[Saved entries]
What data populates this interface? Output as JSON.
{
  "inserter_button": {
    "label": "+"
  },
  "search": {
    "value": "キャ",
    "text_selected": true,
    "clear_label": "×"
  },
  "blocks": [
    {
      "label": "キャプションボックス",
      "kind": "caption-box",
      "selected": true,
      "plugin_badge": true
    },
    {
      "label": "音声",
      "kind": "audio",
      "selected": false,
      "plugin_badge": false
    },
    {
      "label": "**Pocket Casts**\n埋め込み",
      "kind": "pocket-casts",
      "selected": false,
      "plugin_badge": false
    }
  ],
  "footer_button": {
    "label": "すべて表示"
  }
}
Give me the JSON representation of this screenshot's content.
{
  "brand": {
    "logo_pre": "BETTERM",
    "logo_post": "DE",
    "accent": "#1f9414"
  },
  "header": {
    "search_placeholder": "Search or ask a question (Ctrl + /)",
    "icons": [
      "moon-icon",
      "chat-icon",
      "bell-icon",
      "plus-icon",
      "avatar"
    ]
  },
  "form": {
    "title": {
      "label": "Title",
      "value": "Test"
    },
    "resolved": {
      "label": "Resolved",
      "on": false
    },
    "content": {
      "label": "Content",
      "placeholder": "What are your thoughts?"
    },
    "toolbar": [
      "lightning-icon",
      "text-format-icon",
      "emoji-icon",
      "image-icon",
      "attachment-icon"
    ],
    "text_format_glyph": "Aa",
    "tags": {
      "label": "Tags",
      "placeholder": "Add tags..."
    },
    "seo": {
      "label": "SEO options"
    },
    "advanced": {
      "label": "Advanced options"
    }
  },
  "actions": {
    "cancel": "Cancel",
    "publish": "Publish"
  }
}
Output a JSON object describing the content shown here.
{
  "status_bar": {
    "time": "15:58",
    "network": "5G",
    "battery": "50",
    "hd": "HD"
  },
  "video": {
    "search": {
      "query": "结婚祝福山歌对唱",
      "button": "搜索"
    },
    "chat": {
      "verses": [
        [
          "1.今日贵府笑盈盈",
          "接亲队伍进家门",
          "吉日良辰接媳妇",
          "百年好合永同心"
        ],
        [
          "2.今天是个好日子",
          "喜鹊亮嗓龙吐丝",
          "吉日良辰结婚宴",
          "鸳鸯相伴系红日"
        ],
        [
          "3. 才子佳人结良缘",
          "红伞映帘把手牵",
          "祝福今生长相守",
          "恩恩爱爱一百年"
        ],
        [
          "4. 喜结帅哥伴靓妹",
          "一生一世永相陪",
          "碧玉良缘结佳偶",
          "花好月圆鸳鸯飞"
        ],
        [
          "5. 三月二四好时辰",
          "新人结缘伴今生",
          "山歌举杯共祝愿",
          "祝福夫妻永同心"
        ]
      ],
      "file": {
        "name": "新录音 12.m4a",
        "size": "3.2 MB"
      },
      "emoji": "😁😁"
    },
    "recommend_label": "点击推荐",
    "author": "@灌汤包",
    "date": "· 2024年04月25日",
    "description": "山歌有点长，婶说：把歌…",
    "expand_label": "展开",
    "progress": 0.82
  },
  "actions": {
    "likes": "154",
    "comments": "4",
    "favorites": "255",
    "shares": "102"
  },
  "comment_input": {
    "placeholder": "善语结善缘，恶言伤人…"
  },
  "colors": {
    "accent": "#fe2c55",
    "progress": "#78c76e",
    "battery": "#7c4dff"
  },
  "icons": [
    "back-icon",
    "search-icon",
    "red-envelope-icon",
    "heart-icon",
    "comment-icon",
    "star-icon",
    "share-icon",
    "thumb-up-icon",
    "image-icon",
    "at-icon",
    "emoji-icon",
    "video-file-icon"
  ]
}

- [JOB]:
Read through the lines above and collect those that contain the string "Output".

- [COMPLETE ANSWER]:
What data populates this interface? Output as JSON.
Output a JSON object describing the content shown here.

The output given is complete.